DATASET ->
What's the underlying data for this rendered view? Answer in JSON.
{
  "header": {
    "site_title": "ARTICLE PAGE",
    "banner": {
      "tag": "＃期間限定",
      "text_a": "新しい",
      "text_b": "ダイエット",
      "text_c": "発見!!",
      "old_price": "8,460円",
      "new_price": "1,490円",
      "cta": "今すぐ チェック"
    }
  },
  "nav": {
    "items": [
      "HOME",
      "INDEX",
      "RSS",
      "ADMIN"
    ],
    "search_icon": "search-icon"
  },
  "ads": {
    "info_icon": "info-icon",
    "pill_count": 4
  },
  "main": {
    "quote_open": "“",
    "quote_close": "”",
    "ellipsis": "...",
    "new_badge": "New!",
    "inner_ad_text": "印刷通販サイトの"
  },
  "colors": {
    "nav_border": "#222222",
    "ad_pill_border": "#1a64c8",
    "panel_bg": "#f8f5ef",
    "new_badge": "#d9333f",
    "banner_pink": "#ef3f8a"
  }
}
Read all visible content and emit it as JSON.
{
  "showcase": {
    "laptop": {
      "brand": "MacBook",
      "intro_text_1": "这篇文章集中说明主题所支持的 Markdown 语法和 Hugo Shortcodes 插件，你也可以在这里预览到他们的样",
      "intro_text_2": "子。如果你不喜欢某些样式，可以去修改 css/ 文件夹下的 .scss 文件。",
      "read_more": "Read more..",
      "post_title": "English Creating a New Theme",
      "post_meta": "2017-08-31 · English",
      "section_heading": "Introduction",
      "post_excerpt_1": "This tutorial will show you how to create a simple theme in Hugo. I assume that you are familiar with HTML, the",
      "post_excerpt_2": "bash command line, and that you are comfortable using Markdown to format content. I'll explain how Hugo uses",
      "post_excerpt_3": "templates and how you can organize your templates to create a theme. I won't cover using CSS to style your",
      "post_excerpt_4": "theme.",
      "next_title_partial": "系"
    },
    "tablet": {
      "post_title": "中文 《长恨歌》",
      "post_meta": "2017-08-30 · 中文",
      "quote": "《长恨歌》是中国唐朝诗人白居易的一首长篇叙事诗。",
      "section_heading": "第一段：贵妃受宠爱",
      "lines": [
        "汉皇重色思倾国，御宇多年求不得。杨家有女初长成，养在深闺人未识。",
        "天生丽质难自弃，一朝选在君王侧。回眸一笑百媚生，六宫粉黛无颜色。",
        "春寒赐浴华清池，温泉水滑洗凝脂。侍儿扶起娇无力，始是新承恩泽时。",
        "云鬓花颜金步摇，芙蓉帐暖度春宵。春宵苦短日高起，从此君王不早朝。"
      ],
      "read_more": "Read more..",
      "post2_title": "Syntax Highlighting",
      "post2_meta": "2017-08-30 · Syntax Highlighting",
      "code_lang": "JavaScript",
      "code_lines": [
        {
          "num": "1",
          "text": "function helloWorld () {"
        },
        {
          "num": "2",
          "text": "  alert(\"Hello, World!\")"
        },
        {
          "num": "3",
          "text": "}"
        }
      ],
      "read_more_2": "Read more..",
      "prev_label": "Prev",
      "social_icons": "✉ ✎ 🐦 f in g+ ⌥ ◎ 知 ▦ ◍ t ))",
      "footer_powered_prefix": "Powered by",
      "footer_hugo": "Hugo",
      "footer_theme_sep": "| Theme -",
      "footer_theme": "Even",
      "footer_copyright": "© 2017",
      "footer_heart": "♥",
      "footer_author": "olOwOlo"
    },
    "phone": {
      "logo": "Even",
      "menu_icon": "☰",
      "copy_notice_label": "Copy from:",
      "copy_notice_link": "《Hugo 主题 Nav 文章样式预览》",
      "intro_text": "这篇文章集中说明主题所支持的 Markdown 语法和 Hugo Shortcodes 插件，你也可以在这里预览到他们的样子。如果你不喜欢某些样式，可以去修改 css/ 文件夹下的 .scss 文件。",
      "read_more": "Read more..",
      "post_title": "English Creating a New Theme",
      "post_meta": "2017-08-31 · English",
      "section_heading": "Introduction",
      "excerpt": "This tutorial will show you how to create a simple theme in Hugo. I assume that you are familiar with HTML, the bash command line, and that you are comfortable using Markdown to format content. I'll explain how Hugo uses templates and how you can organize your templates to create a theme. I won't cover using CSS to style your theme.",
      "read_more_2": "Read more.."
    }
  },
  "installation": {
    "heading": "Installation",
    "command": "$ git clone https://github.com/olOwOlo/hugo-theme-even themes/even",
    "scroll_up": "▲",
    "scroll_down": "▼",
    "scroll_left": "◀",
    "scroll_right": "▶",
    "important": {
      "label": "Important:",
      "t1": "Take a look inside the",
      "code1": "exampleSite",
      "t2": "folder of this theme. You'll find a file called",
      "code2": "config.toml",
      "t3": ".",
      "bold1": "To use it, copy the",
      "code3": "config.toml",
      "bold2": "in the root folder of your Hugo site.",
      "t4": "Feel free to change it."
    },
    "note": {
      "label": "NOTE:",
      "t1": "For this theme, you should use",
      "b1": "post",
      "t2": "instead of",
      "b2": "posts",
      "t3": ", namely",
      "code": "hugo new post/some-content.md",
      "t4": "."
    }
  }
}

WHAT IS EXPECTED -> All of the entries above need to be reproduced exactly.

WRITTEN SOLUTION ->
What's the underlying data for this rendered view? Answer in JSON.
{
  "header": {
    "site_title": "ARTICLE PAGE",
    "banner": {
      "tag": "＃期間限定",
      "text_a": "新しい",
      "text_b": "ダイエット",
      "text_c": "発見!!",
      "old_price": "8,460円",
      "new_price": "1,490円",
      "cta": "今すぐ チェック"
    }
  },
  "nav": {
    "items": [
      "HOME",
      "INDEX",
      "RSS",
      "ADMIN"
    ],
    "search_icon": "search-icon"
  },
  "ads": {
    "info_icon": "info-icon",
    "pill_count": 4
  },
  "main": {
    "quote_open": "“",
    "quote_close": "”",
    "ellipsis": "...",
    "new_badge": "New!",
    "inner_ad_text": "印刷通販サイトの"
  },
  "colors": {
    "nav_border": "#222222",
    "ad_pill_border": "#1a64c8",
    "panel_bg": "#f8f5ef",
    "new_badge": "#d9333f",
    "banner_pink": "#ef3f8a"
  }
}
Read all visible content and emit it as JSON.
{
  "showcase": {
    "laptop": {
      "brand": "MacBook",
      "intro_text_1": "这篇文章集中说明主题所支持的 Markdown 语法和 Hugo Shortcodes 插件，你也可以在这里预览到他们的样",
      "intro_text_2": "子。如果你不喜欢某些样式，可以去修改 css/ 文件夹下的 .scss 文件。",
      "read_more": "Read more..",
      "post_title": "English Creating a New Theme",
      "post_meta": "2017-08-31 · English",
      "section_heading": "Introduction",
      "post_excerpt_1": "This tutorial will show you how to create a simple theme in Hugo. I assume that you are familiar with HTML, the",
      "post_excerpt_2": "bash command line, and that you are comfortable using Markdown to format content. I'll explain how Hugo uses",
      "post_excerpt_3": "templates and how you can organize your templates to create a theme. I won't cover using CSS to style your",
      "post_excerpt_4": "theme.",
      "next_title_partial": "系"
    },
    "tablet": {
      "post_title": "中文 《长恨歌》",
      "post_meta": "2017-08-30 · 中文",
      "quote": "《长恨歌》是中国唐朝诗人白居易的一首长篇叙事诗。",
      "section_heading": "第一段：贵妃受宠爱",
      "lines": [
        "汉皇重色思倾国，御宇多年求不得。杨家有女初长成，养在深闺人未识。",
        "天生丽质难自弃，一朝选在君王侧。回眸一笑百媚生，六宫粉黛无颜色。",
        "春寒赐浴华清池，温泉水滑洗凝脂。侍儿扶起娇无力，始是新承恩泽时。",
        "云鬓花颜金步摇，芙蓉帐暖度春宵。春宵苦短日高起，从此君王不早朝。"
      ],
      "read_more": "Read more..",
      "post2_title": "Syntax Highlighting",
      "post2_meta": "2017-08-30 · Syntax Highlighting",
      "code_lang": "JavaScript",
      "code_lines": [
        {
          "num": "1",
          "text": "function helloWorld () {"
        },
        {
          "num": "2",
          "text": "  alert(\"Hello, World!\")"
        },
        {
          "num": "3",
          "text": "}"
        }
      ],
      "read_more_2": "Read more..",
      "prev_label": "Prev",
      "social_icons": "✉ ✎ 🐦 f in g+ ⌥ ◎ 知 ▦ ◍ t ))",
      "footer_powered_prefix": "Powered by",
      "footer_hugo": "Hugo",
      "footer_theme_sep": "| Theme -",
      "footer_theme": "Even",
      "footer_copyright": "© 2017",
      "footer_heart": "♥",
      "footer_author": "olOwOlo"
    },
    "phone": {
      "logo": "Even",
      "menu_icon": "☰",
      "copy_notice_label": "Copy from:",
      "copy_notice_link": "《Hugo 主题 Nav 文章样式预览》",
      "intro_text": "这篇文章集中说明主题所支持的 Markdown 语法和 Hugo Shortcodes 插件，你也可以在这里预览到他们的样子。如果你不喜欢某些样式，可以去修改 css/ 文件夹下的 .scss 文件。",
      "read_more": "Read more..",
      "post_title": "English Creating a New Theme",
      "post_meta": "2017-08-31 · English",
      "section_heading": "Introduction",
      "excerpt": "This tutorial will show you how to create a simple theme in Hugo. I assume that you are familiar with HTML, the bash command line, and that you are comfortable using Markdown to format content. I'll explain how Hugo uses templates and how you can organize your templates to create a theme. I won't cover using CSS to style your theme.",
      "read_more_2": "Read more.."
    }
  },
  "installation": {
    "heading": "Installation",
    "command": "$ git clone https://github.com/olOwOlo/hugo-theme-even themes/even",
    "scroll_up": "▲",
    "scroll_down": "▼",
    "scroll_left": "◀",
    "scroll_right": "▶",
    "important": {
      "label": "Important:",
      "t1": "Take a look inside the",
      "code1": "exampleSite",
      "t2": "folder of this theme. You'll find a file called",
      "code2": "config.toml",
      "t3": ".",
      "bold1": "To use it, copy the",
      "code3": "config.toml",
      "bold2": "in the root folder of your Hugo site.",
      "t4": "Feel free to change it."
    },
    "note": {
      "label": "NOTE:",
      "t1": "For this theme, you should use",
      "b1": "post",
      "t2": "instead of",
      "b2": "posts",
      "t3": ", namely",
      "code": "hugo new post/some-content.md",
      "t4": "."
    }
  }
}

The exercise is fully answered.